### BRIEF
Below are records; count the lines that contain "your" and give only the total.

### TASK INPUTS
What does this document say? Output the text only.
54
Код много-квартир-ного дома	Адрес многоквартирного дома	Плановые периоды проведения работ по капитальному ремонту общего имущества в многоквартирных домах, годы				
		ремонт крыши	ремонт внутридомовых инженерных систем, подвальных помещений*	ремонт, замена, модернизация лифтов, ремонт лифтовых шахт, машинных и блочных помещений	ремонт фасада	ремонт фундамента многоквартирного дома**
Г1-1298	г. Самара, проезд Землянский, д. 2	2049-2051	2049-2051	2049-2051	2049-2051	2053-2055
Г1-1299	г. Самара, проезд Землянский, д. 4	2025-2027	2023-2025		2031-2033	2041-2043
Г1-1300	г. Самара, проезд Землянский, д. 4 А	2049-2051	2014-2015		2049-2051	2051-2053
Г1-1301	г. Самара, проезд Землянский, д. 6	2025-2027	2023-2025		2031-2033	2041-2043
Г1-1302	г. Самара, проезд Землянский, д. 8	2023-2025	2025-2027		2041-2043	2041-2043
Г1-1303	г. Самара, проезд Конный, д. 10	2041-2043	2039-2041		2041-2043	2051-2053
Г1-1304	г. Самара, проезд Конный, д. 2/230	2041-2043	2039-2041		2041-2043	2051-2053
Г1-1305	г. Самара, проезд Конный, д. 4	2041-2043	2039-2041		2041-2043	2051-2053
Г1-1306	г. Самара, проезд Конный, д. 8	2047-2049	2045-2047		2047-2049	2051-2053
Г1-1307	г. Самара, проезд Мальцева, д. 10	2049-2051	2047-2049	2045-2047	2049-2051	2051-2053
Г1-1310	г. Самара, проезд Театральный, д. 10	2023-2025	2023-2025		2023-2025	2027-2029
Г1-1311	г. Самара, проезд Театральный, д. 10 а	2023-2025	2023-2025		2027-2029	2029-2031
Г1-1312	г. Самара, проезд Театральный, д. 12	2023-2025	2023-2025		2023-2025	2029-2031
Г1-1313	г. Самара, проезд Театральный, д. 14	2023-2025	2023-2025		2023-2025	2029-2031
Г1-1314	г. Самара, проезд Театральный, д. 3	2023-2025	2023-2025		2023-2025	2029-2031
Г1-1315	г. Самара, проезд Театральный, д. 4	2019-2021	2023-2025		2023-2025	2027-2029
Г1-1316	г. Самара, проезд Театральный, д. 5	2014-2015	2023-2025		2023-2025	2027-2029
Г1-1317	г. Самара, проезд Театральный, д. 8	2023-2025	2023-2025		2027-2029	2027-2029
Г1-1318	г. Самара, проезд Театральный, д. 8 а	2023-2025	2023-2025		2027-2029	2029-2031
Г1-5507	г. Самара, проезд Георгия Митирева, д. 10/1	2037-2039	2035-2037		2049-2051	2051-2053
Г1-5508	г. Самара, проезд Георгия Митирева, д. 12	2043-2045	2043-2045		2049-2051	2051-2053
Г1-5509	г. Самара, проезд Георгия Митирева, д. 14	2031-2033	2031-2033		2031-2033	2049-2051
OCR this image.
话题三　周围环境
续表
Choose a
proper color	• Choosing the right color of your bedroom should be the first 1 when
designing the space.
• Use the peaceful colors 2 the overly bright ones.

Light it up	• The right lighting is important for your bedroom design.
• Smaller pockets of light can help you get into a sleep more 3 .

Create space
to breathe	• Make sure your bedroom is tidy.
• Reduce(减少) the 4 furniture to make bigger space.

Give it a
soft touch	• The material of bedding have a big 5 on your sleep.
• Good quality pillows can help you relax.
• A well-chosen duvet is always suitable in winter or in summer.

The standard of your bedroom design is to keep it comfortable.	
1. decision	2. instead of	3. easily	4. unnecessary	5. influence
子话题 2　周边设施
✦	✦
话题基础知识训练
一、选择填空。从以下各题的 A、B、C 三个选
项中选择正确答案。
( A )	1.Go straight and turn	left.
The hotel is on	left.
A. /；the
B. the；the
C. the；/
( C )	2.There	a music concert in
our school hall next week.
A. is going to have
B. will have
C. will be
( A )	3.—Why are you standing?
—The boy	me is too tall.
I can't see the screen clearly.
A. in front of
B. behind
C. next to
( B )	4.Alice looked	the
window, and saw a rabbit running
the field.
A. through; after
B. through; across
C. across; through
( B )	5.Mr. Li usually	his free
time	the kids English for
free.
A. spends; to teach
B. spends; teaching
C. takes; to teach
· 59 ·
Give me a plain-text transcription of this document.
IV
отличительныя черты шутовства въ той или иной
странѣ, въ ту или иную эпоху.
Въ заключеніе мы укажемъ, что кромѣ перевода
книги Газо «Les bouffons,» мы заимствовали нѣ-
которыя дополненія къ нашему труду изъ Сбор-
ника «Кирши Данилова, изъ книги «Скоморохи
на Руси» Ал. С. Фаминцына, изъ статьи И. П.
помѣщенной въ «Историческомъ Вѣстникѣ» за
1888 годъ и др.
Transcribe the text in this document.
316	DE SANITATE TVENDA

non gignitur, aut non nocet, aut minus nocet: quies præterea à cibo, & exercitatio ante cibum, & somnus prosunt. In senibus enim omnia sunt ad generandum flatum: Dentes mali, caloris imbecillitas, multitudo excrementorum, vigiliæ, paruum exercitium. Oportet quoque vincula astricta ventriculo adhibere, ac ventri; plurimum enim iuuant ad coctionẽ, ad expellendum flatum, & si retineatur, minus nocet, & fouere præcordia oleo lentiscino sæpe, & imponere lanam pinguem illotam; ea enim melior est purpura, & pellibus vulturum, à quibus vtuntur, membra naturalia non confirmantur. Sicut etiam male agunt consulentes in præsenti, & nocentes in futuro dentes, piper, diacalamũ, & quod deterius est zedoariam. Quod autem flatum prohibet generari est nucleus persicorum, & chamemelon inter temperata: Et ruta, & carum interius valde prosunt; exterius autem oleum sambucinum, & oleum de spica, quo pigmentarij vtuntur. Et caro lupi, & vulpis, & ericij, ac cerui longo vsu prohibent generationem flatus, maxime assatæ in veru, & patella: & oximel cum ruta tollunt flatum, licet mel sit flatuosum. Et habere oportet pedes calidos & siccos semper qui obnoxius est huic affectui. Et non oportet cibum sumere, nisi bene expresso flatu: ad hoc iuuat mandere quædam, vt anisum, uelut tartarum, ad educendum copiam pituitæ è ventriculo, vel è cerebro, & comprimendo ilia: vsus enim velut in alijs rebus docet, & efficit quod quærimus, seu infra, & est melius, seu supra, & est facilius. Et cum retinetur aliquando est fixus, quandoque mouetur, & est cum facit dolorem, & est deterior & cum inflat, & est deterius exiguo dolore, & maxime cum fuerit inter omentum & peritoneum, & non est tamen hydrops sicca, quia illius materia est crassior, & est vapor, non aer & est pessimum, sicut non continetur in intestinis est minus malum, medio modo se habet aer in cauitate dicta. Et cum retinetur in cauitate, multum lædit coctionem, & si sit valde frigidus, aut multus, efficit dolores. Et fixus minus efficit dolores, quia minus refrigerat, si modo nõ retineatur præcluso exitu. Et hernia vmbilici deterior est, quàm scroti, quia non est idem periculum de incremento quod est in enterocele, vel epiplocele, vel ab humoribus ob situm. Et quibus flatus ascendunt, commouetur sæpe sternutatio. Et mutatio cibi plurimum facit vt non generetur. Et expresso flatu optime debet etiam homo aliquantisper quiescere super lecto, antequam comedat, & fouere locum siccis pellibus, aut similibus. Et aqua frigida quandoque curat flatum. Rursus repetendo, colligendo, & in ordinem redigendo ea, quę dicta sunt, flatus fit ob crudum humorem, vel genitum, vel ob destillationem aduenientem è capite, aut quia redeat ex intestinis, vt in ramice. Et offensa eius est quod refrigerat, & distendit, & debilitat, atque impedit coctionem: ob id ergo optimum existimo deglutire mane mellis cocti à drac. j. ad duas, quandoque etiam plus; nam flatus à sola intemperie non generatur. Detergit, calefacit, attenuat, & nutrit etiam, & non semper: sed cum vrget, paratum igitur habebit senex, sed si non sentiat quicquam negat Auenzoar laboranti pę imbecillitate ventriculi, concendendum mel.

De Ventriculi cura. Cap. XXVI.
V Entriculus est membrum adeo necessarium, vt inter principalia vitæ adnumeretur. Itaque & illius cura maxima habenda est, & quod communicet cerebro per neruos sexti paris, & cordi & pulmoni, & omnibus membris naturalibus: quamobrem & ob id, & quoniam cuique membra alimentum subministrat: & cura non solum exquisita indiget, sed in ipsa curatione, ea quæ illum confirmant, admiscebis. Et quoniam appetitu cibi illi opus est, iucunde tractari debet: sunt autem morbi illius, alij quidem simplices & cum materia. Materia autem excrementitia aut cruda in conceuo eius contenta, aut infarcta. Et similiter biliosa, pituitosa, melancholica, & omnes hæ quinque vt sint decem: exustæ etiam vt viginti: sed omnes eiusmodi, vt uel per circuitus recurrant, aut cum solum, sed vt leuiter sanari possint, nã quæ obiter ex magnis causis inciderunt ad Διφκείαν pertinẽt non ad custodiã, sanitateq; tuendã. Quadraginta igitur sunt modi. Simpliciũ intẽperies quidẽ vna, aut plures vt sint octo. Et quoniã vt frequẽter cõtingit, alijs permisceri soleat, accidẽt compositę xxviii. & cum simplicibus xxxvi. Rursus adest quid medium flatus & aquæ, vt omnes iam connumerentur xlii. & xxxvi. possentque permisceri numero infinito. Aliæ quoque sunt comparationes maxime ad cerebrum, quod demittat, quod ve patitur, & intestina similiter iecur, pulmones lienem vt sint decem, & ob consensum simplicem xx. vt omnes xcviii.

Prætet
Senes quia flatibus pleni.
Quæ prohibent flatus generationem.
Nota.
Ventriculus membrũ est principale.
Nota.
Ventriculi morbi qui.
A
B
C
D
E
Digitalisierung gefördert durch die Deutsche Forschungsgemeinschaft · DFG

### COMPLETE OUTPUT
5